═════ MATERIAL PROVIDED ═════

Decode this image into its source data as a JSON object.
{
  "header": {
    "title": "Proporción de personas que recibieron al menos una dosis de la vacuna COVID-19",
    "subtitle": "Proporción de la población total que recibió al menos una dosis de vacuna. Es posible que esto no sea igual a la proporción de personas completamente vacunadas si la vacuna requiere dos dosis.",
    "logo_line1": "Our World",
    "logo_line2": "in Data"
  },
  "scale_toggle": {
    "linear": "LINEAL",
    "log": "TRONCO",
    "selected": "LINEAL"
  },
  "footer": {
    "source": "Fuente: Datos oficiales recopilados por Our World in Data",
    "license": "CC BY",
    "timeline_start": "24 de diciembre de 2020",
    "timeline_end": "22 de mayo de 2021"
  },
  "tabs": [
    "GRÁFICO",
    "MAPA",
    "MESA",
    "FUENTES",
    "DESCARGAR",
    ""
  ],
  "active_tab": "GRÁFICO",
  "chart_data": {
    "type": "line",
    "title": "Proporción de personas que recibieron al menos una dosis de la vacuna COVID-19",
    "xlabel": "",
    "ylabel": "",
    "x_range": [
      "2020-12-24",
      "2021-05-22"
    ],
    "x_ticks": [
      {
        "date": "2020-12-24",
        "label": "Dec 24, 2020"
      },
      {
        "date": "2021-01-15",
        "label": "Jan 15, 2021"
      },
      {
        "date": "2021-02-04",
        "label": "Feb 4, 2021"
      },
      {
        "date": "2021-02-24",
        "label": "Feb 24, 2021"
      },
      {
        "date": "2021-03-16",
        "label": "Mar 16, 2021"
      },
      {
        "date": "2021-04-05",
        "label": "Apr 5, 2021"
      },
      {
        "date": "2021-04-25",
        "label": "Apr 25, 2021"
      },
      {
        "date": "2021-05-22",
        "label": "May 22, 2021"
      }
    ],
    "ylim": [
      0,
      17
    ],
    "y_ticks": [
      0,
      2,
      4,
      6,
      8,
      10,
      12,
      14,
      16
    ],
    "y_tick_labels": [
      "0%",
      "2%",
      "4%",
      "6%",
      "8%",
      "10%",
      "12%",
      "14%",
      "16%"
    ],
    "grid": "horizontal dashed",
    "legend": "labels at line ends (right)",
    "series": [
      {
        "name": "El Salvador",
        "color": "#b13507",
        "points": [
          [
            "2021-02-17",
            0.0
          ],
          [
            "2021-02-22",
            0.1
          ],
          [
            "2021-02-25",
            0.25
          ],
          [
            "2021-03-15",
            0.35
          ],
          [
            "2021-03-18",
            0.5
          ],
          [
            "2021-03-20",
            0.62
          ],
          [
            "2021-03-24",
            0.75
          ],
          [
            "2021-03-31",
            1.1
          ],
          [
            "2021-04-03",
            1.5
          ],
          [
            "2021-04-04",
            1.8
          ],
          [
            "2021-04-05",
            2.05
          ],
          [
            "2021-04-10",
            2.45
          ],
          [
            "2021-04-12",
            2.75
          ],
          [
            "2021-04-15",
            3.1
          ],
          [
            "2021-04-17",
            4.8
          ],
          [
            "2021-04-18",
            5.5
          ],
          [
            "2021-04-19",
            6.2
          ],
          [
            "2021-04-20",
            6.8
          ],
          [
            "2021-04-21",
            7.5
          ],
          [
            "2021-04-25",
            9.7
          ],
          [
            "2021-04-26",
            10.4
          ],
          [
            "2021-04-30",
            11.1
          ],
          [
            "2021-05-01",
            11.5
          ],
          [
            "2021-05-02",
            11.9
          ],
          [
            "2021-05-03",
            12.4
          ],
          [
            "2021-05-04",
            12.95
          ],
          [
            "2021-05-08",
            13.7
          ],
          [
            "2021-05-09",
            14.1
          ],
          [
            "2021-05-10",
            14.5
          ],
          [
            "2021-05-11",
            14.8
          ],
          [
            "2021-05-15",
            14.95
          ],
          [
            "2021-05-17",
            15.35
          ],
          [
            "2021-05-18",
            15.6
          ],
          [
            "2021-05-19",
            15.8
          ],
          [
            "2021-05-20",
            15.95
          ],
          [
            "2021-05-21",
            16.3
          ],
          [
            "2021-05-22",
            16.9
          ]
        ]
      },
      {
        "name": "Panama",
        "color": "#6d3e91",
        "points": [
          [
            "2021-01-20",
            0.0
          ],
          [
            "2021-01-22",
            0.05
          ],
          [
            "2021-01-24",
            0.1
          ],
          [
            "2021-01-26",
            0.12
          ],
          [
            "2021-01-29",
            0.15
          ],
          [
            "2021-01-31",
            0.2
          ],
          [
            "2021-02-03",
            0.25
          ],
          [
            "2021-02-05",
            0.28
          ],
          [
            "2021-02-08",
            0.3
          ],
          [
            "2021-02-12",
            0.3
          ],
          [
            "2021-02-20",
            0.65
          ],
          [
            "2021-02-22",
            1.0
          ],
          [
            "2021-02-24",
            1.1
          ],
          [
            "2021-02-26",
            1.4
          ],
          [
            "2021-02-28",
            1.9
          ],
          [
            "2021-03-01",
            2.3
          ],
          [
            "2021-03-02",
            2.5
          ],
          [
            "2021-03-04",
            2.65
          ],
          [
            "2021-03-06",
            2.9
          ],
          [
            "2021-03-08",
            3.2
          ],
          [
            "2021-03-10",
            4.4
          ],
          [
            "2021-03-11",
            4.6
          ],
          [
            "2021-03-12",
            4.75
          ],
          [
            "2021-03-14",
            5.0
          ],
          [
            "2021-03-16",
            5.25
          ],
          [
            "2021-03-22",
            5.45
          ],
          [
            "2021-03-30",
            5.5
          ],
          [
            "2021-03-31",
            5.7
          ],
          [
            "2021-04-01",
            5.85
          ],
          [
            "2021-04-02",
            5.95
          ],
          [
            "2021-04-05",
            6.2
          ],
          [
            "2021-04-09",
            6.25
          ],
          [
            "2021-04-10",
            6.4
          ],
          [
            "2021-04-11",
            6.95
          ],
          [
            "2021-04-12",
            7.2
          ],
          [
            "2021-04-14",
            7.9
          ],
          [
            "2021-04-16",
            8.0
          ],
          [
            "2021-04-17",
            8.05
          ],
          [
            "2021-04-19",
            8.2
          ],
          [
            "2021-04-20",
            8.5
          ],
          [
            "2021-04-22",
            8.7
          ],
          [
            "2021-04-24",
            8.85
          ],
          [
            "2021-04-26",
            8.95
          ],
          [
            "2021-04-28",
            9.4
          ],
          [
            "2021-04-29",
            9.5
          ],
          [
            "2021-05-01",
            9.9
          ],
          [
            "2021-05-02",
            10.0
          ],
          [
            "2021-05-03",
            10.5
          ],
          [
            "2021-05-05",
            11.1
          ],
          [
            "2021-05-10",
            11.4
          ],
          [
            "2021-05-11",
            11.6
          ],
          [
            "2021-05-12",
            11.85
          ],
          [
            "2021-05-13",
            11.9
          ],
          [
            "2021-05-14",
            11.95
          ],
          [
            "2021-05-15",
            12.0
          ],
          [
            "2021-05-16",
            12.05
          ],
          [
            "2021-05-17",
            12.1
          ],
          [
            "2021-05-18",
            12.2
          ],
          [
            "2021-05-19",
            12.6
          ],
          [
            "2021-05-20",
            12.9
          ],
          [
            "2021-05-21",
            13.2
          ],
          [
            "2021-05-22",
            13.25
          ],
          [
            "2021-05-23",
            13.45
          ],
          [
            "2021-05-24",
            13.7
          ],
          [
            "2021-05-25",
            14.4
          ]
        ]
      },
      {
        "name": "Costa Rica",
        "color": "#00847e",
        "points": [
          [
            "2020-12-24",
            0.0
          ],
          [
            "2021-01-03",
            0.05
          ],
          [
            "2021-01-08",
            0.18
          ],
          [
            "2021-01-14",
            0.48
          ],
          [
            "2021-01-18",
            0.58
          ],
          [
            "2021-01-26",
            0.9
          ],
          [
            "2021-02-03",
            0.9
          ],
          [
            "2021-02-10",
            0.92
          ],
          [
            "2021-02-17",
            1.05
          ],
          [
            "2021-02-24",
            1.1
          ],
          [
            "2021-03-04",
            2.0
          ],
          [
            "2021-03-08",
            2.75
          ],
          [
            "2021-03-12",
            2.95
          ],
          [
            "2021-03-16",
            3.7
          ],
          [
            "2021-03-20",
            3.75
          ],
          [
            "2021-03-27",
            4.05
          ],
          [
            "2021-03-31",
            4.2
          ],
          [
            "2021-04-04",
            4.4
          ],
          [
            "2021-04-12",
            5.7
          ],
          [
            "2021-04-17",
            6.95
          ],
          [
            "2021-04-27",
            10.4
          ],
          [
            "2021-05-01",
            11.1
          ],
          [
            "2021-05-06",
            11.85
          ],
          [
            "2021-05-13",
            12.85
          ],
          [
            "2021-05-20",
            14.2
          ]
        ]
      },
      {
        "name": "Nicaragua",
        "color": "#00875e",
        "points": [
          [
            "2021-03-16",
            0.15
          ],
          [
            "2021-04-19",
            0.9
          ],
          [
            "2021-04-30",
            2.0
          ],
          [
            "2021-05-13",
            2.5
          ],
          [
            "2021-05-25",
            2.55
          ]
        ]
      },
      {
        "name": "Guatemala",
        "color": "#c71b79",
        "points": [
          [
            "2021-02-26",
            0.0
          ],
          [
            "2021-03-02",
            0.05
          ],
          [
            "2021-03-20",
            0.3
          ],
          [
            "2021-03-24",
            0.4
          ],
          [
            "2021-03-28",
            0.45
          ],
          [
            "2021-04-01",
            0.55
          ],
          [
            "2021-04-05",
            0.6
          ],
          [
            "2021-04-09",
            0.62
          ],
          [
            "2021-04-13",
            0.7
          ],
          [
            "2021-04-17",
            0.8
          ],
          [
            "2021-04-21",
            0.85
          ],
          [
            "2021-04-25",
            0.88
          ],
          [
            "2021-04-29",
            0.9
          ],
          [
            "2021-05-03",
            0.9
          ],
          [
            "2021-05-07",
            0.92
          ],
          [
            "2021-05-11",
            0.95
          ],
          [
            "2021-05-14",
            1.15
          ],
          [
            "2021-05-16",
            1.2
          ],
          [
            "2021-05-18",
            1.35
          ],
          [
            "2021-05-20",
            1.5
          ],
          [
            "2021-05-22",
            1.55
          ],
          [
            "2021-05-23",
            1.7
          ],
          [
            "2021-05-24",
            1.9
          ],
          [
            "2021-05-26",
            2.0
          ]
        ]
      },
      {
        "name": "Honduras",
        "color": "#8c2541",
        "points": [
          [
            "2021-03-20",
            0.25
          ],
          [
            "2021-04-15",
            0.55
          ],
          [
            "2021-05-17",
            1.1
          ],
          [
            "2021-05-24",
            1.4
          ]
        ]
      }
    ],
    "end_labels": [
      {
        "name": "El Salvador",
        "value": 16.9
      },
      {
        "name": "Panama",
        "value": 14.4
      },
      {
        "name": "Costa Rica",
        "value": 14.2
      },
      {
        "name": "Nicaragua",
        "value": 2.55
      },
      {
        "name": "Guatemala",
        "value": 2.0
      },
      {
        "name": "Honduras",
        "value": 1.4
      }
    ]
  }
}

═════

[WHAT IS NEEDED] Check each line of the data above for the string "World", then report how many lines have it, with no other words.

[EXPECTED ANSWER] 2